(Collected data entries)
-- begin --
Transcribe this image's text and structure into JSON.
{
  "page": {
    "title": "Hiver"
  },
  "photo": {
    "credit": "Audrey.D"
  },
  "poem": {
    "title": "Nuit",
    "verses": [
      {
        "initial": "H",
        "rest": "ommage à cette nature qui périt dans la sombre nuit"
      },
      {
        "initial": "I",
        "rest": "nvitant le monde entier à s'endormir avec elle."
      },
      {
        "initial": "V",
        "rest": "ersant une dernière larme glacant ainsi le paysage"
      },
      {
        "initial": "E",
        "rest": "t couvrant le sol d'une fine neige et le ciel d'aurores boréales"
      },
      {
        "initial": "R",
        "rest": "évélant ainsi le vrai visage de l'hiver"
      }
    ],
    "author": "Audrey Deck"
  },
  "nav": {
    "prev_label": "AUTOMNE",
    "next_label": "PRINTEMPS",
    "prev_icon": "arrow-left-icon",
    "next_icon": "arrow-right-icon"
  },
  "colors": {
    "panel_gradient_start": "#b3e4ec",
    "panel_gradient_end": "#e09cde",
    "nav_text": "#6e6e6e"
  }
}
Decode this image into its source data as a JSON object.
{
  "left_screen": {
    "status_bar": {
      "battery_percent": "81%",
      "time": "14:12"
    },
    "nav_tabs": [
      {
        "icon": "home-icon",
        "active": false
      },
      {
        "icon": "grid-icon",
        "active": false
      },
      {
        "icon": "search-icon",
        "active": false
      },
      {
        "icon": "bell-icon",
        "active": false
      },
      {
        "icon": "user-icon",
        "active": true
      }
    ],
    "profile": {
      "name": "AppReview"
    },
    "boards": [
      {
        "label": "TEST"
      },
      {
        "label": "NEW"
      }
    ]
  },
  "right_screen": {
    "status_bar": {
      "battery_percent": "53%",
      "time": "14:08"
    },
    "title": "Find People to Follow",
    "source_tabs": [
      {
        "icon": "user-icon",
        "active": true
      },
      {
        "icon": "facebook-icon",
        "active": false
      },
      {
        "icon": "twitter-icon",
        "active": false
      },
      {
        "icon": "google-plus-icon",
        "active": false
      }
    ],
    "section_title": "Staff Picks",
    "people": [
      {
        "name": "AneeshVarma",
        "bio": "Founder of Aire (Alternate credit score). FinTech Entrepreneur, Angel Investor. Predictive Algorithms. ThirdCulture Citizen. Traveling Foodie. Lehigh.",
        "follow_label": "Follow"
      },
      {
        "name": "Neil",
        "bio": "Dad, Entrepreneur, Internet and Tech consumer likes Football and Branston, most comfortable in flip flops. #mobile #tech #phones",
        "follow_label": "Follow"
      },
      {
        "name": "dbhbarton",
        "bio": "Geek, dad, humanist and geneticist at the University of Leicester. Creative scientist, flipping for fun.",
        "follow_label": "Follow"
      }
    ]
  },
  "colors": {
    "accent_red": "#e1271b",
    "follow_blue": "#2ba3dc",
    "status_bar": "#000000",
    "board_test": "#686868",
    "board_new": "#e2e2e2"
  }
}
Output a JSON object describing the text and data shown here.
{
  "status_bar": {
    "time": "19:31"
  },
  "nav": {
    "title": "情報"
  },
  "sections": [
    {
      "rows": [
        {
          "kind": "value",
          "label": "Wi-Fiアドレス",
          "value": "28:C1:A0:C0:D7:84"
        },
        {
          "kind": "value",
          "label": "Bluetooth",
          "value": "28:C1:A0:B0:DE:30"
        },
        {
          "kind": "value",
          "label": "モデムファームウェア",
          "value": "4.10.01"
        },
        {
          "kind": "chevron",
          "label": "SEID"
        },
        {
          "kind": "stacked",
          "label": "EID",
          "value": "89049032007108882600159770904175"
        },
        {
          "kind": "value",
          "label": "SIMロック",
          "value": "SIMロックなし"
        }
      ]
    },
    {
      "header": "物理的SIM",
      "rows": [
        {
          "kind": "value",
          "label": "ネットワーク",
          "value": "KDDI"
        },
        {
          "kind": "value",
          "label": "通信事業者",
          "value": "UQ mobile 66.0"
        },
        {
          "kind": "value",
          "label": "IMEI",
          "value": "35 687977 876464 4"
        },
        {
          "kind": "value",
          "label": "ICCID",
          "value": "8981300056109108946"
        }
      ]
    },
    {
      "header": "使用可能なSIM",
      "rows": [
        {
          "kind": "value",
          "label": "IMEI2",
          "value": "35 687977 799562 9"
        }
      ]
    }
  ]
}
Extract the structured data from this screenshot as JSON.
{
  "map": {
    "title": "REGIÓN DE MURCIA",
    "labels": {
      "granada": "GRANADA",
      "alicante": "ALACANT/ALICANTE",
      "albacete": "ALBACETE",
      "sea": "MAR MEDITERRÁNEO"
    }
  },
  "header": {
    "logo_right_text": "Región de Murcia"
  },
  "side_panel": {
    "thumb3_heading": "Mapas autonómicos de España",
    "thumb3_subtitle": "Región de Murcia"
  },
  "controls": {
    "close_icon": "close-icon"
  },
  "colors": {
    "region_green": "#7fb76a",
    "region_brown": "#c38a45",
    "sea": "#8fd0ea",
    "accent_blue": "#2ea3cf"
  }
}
-- end --
▸ **Instructions to follow**: Repeat the data in its entirety, character for character.

▸ **Solution to this problem**:
Transcribe this image's text and structure into JSON.
{
  "page": {
    "title": "Hiver"
  },
  "photo": {
    "credit": "Audrey.D"
  },
  "poem": {
    "title": "Nuit",
    "verses": [
      {
        "initial": "H",
        "rest": "ommage à cette nature qui périt dans la sombre nuit"
      },
      {
        "initial": "I",
        "rest": "nvitant le monde entier à s'endormir avec elle."
      },
      {
        "initial": "V",
        "rest": "ersant une dernière larme glacant ainsi le paysage"
      },
      {
        "initial": "E",
        "rest": "t couvrant le sol d'une fine neige et le ciel d'aurores boréales"
      },
      {
        "initial": "R",
        "rest": "évélant ainsi le vrai visage de l'hiver"
      }
    ],
    "author": "Audrey Deck"
  },
  "nav": {
    "prev_label": "AUTOMNE",
    "next_label": "PRINTEMPS",
    "prev_icon": "arrow-left-icon",
    "next_icon": "arrow-right-icon"
  },
  "colors": {
    "panel_gradient_start": "#b3e4ec",
    "panel_gradient_end": "#e09cde",
    "nav_text": "#6e6e6e"
  }
}
Decode this image into its source data as a JSON object.
{
  "left_screen": {
    "status_bar": {
      "battery_percent": "81%",
      "time": "14:12"
    },
    "nav_tabs": [
      {
        "icon": "home-icon",
        "active": false
      },
      {
        "icon": "grid-icon",
        "active": false
      },
      {
        "icon": "search-icon",
        "active": false
      },
      {
        "icon": "bell-icon",
        "active": false
      },
      {
        "icon": "user-icon",
        "active": true
      }
    ],
    "profile": {
      "name": "AppReview"
    },
    "boards": [
      {
        "label": "TEST"
      },
      {
        "label": "NEW"
      }
    ]
  },
  "right_screen": {
    "status_bar": {
      "battery_percent": "53%",
      "time": "14:08"
    },
    "title": "Find People to Follow",
    "source_tabs": [
      {
        "icon": "user-icon",
        "active": true
      },
      {
        "icon": "facebook-icon",
        "active": false
      },
      {
        "icon": "twitter-icon",
        "active": false
      },
      {
        "icon": "google-plus-icon",
        "active": false
      }
    ],
    "section_title": "Staff Picks",
    "people": [
      {
        "name": "AneeshVarma",
        "bio": "Founder of Aire (Alternate credit score). FinTech Entrepreneur, Angel Investor. Predictive Algorithms. ThirdCulture Citizen. Traveling Foodie. Lehigh.",
        "follow_label": "Follow"
      },
      {
        "name": "Neil",
        "bio": "Dad, Entrepreneur, Internet and Tech consumer likes Football and Branston, most comfortable in flip flops. #mobile #tech #phones",
        "follow_label": "Follow"
      },
      {
        "name": "dbhbarton",
        "bio": "Geek, dad, humanist and geneticist at the University of Leicester. Creative scientist, flipping for fun.",
        "follow_label": "Follow"
      }
    ]
  },
  "colors": {
    "accent_red": "#e1271b",
    "follow_blue": "#2ba3dc",
    "status_bar": "#000000",
    "board_test": "#686868",
    "board_new": "#e2e2e2"
  }
}
Output a JSON object describing the text and data shown here.
{
  "status_bar": {
    "time": "19:31"
  },
  "nav": {
    "title": "情報"
  },
  "sections": [
    {
      "rows": [
        {
          "kind": "value",
          "label": "Wi-Fiアドレス",
          "value": "28:C1:A0:C0:D7:84"
        },
        {
          "kind": "value",
          "label": "Bluetooth",
          "value": "28:C1:A0:B0:DE:30"
        },
        {
          "kind": "value",
          "label": "モデムファームウェア",
          "value": "4.10.01"
        },
        {
          "kind": "chevron",
          "label": "SEID"
        },
        {
          "kind": "stacked",
          "label": "EID",
          "value": "89049032007108882600159770904175"
        },
        {
          "kind": "value",
          "label": "SIMロック",
          "value": "SIMロックなし"
        }
      ]
    },
    {
      "header": "物理的SIM",
      "rows": [
        {
          "kind": "value",
          "label": "ネットワーク",
          "value": "KDDI"
        },
        {
          "kind": "value",
          "label": "通信事業者",
          "value": "UQ mobile 66.0"
        },
        {
          "kind": "value",
          "label": "IMEI",
          "value": "35 687977 876464 4"
        },
        {
          "kind": "value",
          "label": "ICCID",
          "value": "8981300056109108946"
        }
      ]
    },
    {
      "header": "使用可能なSIM",
      "rows": [
        {
          "kind": "value",
          "label": "IMEI2",
          "value": "35 687977 799562 9"
        }
      ]
    }
  ]
}
Extract the structured data from this screenshot as JSON.
{
  "map": {
    "title": "REGIÓN DE MURCIA",
    "labels": {
      "granada": "GRANADA",
      "alicante": "ALACANT/ALICANTE",
      "albacete": "ALBACETE",
      "sea": "MAR MEDITERRÁNEO"
    }
  },
  "header": {
    "logo_right_text": "Región de Murcia"
  },
  "side_panel": {
    "thumb3_heading": "Mapas autonómicos de España",
    "thumb3_subtitle": "Región de Murcia"
  },
  "controls": {
    "close_icon": "close-icon"
  },
  "colors": {
    "region_green": "#7fb76a",
    "region_brown": "#c38a45",
    "sea": "#8fd0ea",
    "accent_blue": "#2ea3cf"
  }
}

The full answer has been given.